Tell how many lines in these records contain the string "través", with only the number as the reply.

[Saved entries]
════════
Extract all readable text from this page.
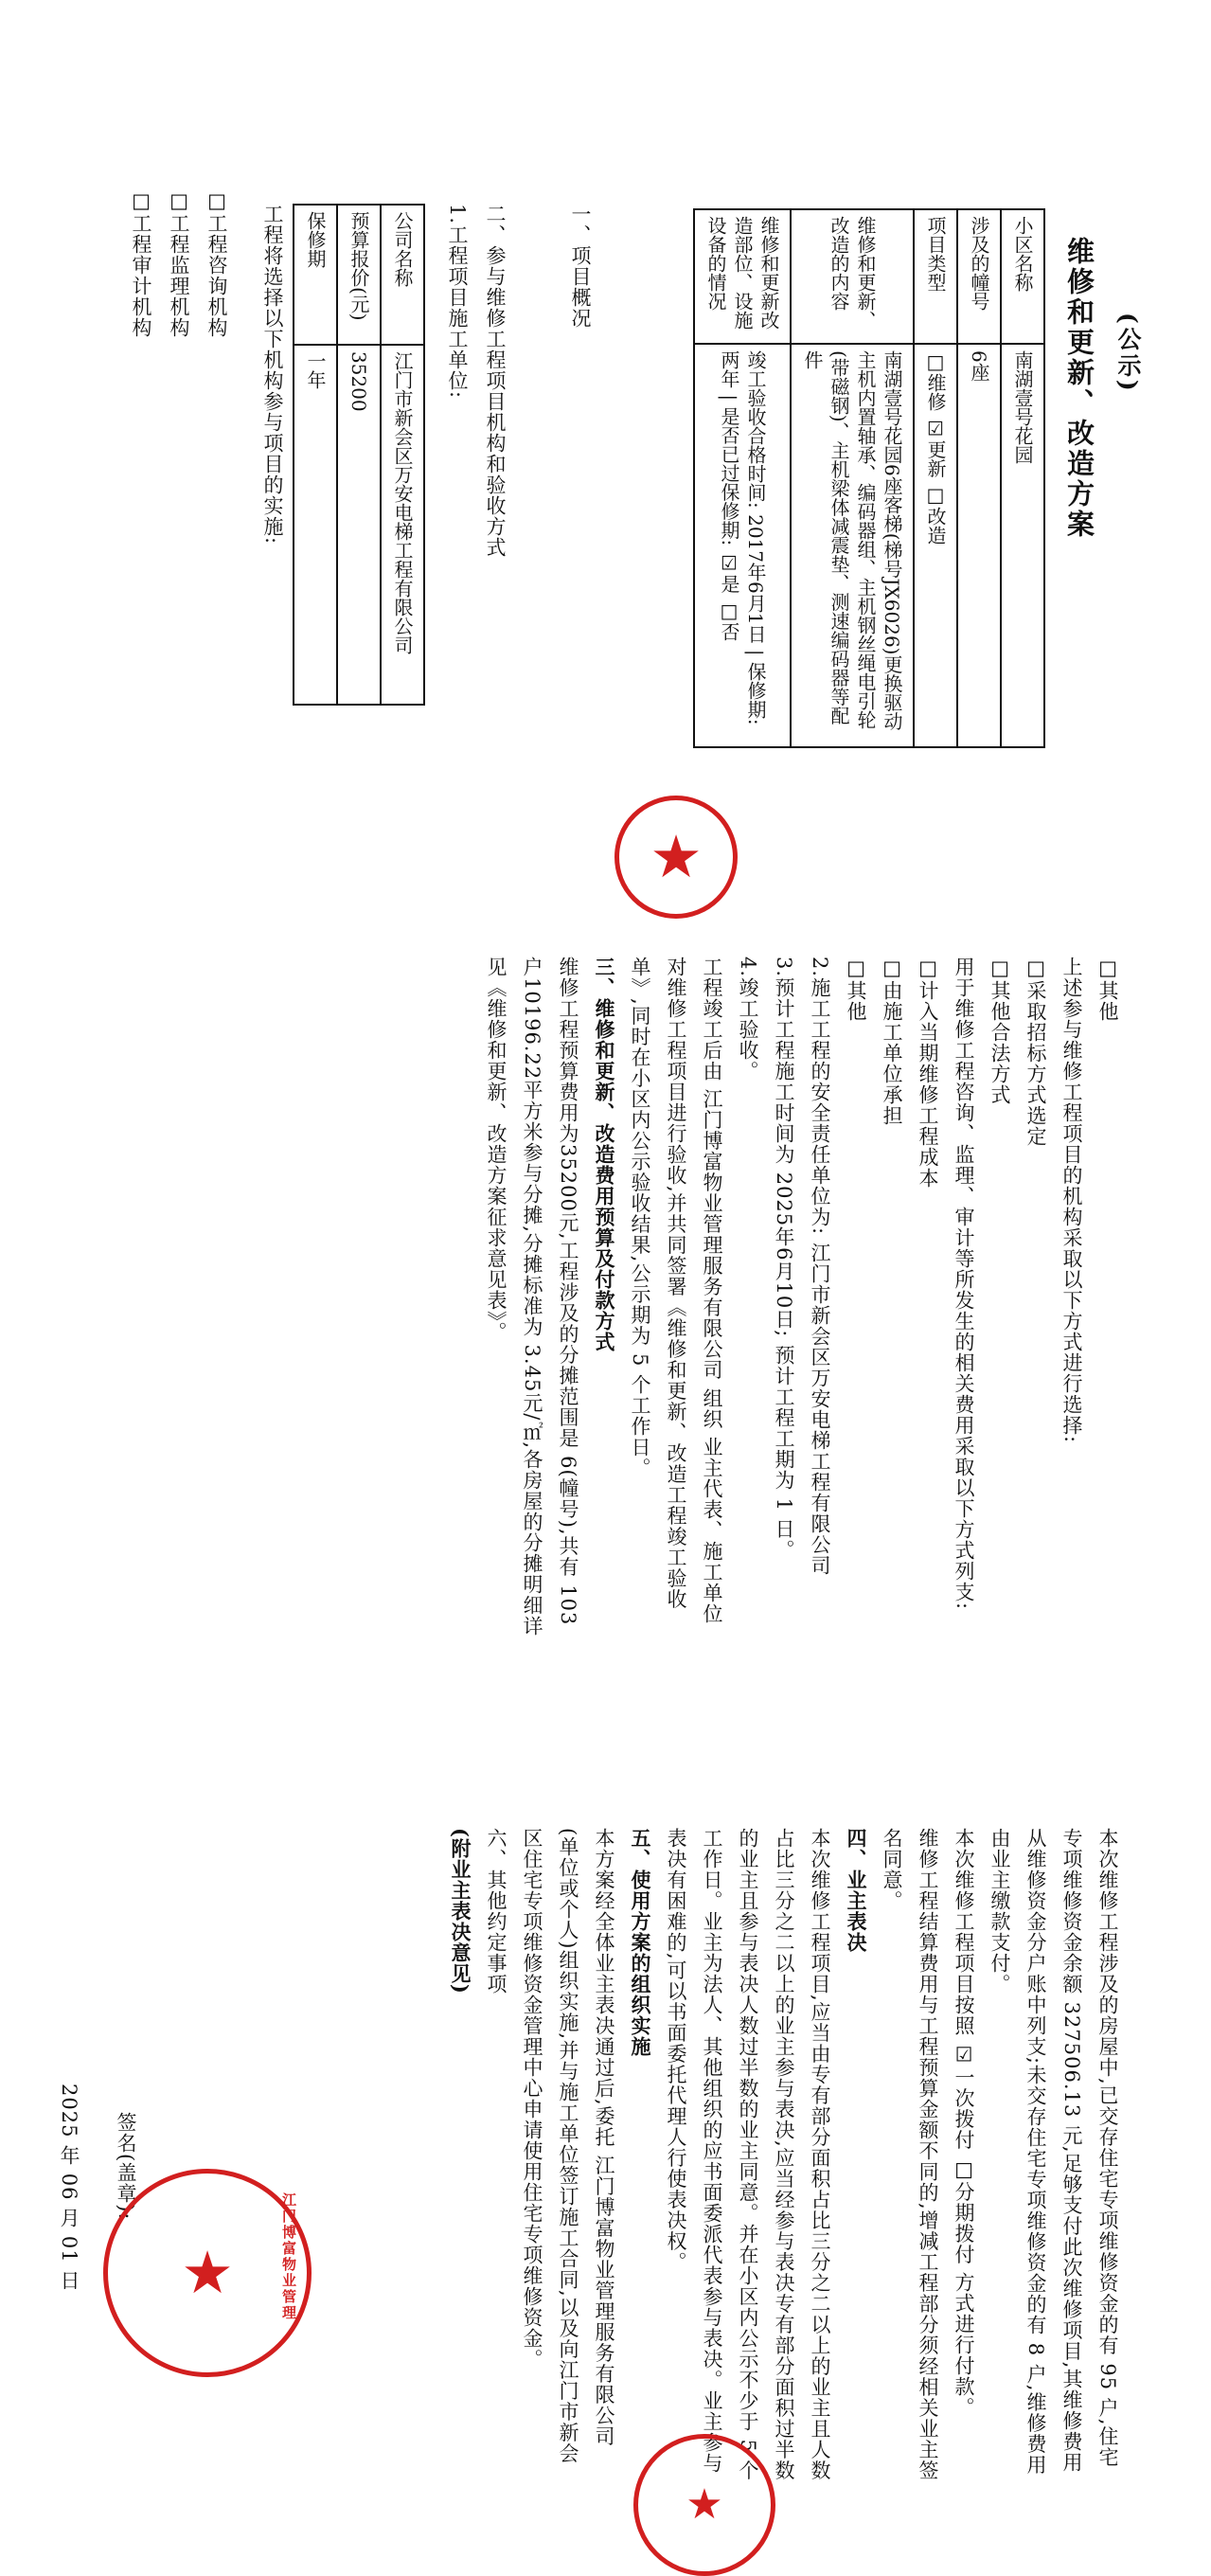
维修和更新、改造方案 (公示)
一、项目概况	小区名称	南湖壹号花园
涉及的幢号	6座
项目类型	□维修 ☑更新 □改造
维修和更新、改造的内容	南湖壹号花园6座客梯(梯号JX6026)更换驱动主机内置轴承、编码器组、主机钢丝绳电引轮(带磁钢)、主机梁体减震垫、测速编码器等配件
维修和更新改造部位、设施设备的情况	竣工验收合格时间: 2017年6月1日 | 保修期: 两年 | 是否已过保修期: ☑是 □否
二、参与维修工程项目机构和验收方式
1.工程项目施工单位:
公司名称	江门市新会区万安电梯工程有限公司
预算报价(元)	35200
保修期	一年
工程将选择以下机构参与项目的实施:
□工程咨询机构
□工程监理机构
□工程审计机构
★
□其他
上述参与维修工程项目的机构采取以下方式进行选择:
□采取招标方式选定
□其他合法方式
用于维修工程咨询、监理、审计等所发生的相关费用采取以下方式列支:
□计入当期维修工程成本
□由施工单位承担
□其他
2.施工工程的安全责任单位为: 江门市新会区万安电梯工程有限公司
3.预计工程施工时间为 2025年6月10日; 预计工程工期为 1 日。
4.竣工验收。
工程竣工后由 江门博富物业管理服务有限公司 组织 业主代表、施工单位对维修工程项目进行验收,并共同签署《维修和更新、改造工程竣工验收单》,同时在小区内公示验收结果,公示期为 5 个工作日。
三、维修和更新、改造费用预算及付款方式
维修工程预算费用为35200元,工程涉及的分摊范围是 6(幢号),共有 103 户10196.22平方米参与分摊,分摊标准为 3.45元/㎡,各房屋的分摊明细详见《维修和更新、改造方案征求意见表》。
本次维修工程涉及的房屋中,已交存住宅专项维修资金的有 95 户,住宅专项维修资金余额 327506.13 元,足够支付此次维修项目,其维修费用从维修资金分户账中列支;未交存住宅专项维修资金的有 8 户,维修费用由业主缴款支付。
本次维修工程项目按照 ☑一次拨付 □分期拨付 方式进行付款。
维修工程结算费用与工程预算金额不同的,增减工程部分须经相关业主签名同意。
四、业主表决
本次维修工程项目,应当由专有部分面积占比三分之二以上的业主且人数占比三分之二以上的业主参与表决,应当经参与表决专有部分面积过半数的业主且参与表决人数过半数的业主同意。并在小区内公示不少于 5 个工作日。业主为法人、其他组织的应书面委派代表参与表决。业主参与表决有困难的,可以书面委托代理人行使表决权。
五、使用方案的组织实施
本方案经全体业主表决通过后,委托 江门博富物业管理服务有限公司 (单位或个人)组织实施,并与施工单位签订施工合同,以及向江门市新会区住宅专项维修资金管理中心申请使用住宅专项维修资金。
六、其他约定事项
(附业主表决意见)
签名(盖章):
2025 年 06 月 01 日 ★	江门博富物业管理
★
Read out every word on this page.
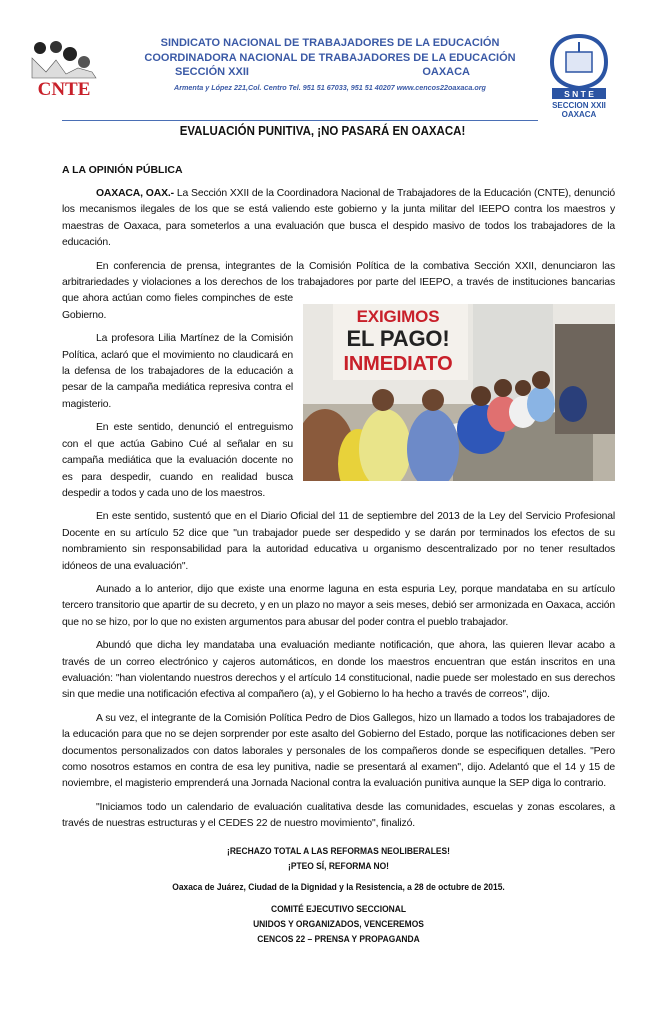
CNTE
SINDICATO NACIONAL DE TRABAJADORES DE LA EDUCACIÓN
COORDINADORA NACIONAL DE TRABAJADORES DE LA EDUCACIÓN
SECCIÓN XXII	OAXACA
Armenta y López 221,Col. Centro Tel. 951 51 67033, 951 51 40207 www.cencos22oaxaca.org
S N T E
SECCION XXII
OAXACA
EVALUACIÓN PUNITIVA, ¡NO PASARÁ EN OAXACA!
A LA OPINIÓN PÚBLICA

OAXACA, OAX.- La Sección XXII de la Coordinadora Nacional de Trabajadores de la Educación (CNTE), denunció los mecanismos ilegales de los que se está valiendo este gobierno y la junta militar del IEEPO contra los maestros y maestras de Oaxaca, para someterlos a una evaluación que busca el despido masivo de todos los trabajadores de la educación.

En conferencia de prensa, integrantes de la Comisión Política de la combativa Sección XXII, denunciaron las arbitrariedades y violaciones a los derechos de los trabajadores por parte del IEEPO, a través de instituciones bancarias

EXIGIMOS
EL PAGO!
INMEDIATO

que ahora actúan como fieles compinches de este Gobierno.

La profesora Lilia Martínez de la Comisión Política, aclaró que el movimiento no claudicará en la defensa de los trabajadores de la educación a pesar de la campaña mediática represiva contra el magisterio.

En este sentido, denunció el entreguismo con el que actúa Gabino Cué al señalar en su campaña mediática que la evaluación docente no es para despedir, cuando en realidad busca despedir a todos y cada uno de los maestros.

En este sentido, sustentó que en el Diario Oficial del 11 de septiembre del 2013 de la Ley del Servicio Profesional Docente en su artículo 52 dice que "un trabajador puede ser despedido y se darán por terminados los efectos de su nombramiento sin responsabilidad para la autoridad educativa u organismo descentralizado por no tener resultados idóneos de una evaluación".

Aunado a lo anterior, dijo que existe una enorme laguna en esta espuria Ley, porque mandataba en su artículo tercero transitorio que apartir de su decreto, y en un plazo no mayor a seis meses, debió ser armonizada en Oaxaca, acción que no se hizo, por lo que no existen argumentos para abusar del poder contra el pueblo trabajador.

Abundó que dicha ley mandataba una evaluación mediante notificación, que ahora, las quieren llevar acabo a través de un correo electrónico y cajeros automáticos, en donde los maestros encuentran que están inscritos en una evaluación: "han violentando nuestros derechos y el artículo 14 constitucional, nadie puede ser molestado en sus derechos sin que medie una notificación efectiva al compañero (a), y el Gobierno lo ha hecho a través de correos", dijo.

A su vez, el integrante de la Comisión Política Pedro de Dios Gallegos, hizo un llamado a todos los trabajadores de la educación para que no se dejen sorprender por este asalto del Gobierno del Estado, porque las notificaciones deben ser documentos personalizados con datos laborales y personales de los compañeros donde se especifiquen detalles. "Pero como nosotros estamos en contra de esa ley punitiva, nadie se presentará al examen", dijo. Adelantó que el 14 y 15 de noviembre, el magisterio emprenderá una Jornada Nacional contra la evaluación punitiva aunque la SEP diga lo contrario.

"Iniciamos todo un calendario de evaluación cualitativa desde las comunidades, escuelas y zonas escolares, a través de nuestras estructuras y el CEDES 22 de nuestro movimiento", finalizó.

¡RECHAZO TOTAL A LAS REFORMAS NEOLIBERALES!
¡PTEO SÍ, REFORMA NO!
Oaxaca de Juárez, Ciudad de la Dignidad y la Resistencia, a 28 de octubre de 2015.
COMITÉ EJECUTIVO SECCIONAL
UNIDOS Y ORGANIZADOS, VENCEREMOS
CENCOS 22 – PRENSA Y PROPAGANDA
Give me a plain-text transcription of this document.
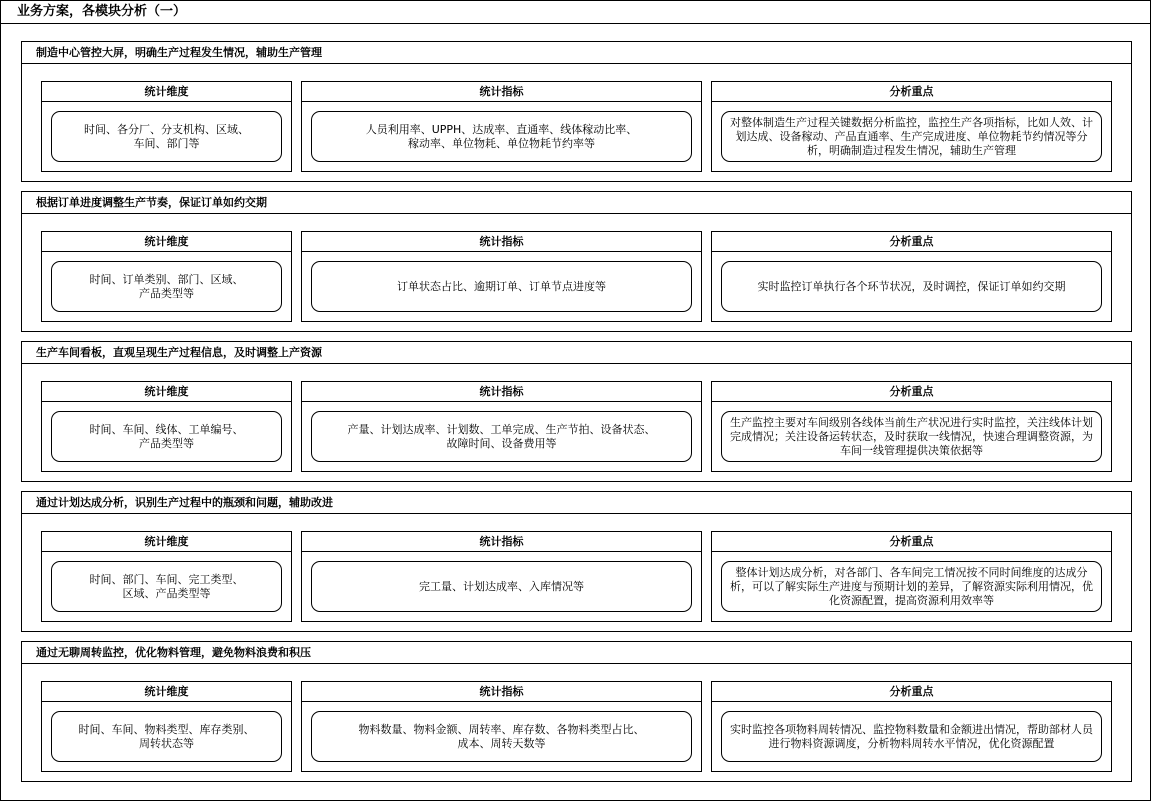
业务方案，各模块分析（一）
制造中心管控大屏，明确生产过程发生情况，辅助生产管理
统计维度
时间、各分厂、分支机构、区域、
车间、部门等
统计指标
人员利用率、UPPH、达成率、直通率、线体稼动比率、
稼动率、单位物耗、单位物耗节约率等
分析重点
对整体制造生产过程关键数据分析监控，监控生产各项指标，比如人效、计划达成、设备稼动、产品直通率、生产完成进度、单位物耗节约情况等分析，明确制造过程发生情况，辅助生产管理
根据订单进度调整生产节奏，保证订单如约交期
统计维度
时间、订单类别、部门、区域、
产品类型等
统计指标
订单状态占比、逾期订单、订单节点进度等
分析重点
实时监控订单执行各个环节状况，及时调控，保证订单如约交期
生产车间看板，直观呈现生产过程信息，及时调整上产资源
统计维度
时间、车间、线体、工单编号、
产品类型等
统计指标
产量、计划达成率、计划数、工单完成、生产节拍、设备状态、
故障时间、设备费用等
分析重点
生产监控主要对车间级别各线体当前生产状况进行实时监控，关注线体计划完成情况；关注设备运转状态，及时获取一线情况，快速合理调整资源，为车间一线管理提供决策依据等
通过计划达成分析，识别生产过程中的瓶颈和问题，辅助改进
统计维度
时间、部门、车间、完工类型、
区域、产品类型等
统计指标
完工量、计划达成率、入库情况等
分析重点
整体计划达成分析，对各部门、各车间完工情况按不同时间维度的达成分析，可以了解实际生产进度与预期计划的差异，了解资源实际利用情况，优化资源配置，提高资源利用效率等
通过无聊周转监控，优化物料管理，避免物料浪费和积压
统计维度
时间、车间、物料类型、库存类别、
周转状态等
统计指标
物料数量、物料金额、周转率、库存数、各物料类型占比、
成本、周转天数等
分析重点
实时监控各项物料周转情况、监控物料数量和金额进出情况，帮助部材人员进行物料资源调度，分析物料周转水平情况，优化资源配置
════════
WRITTEN REPLY:
3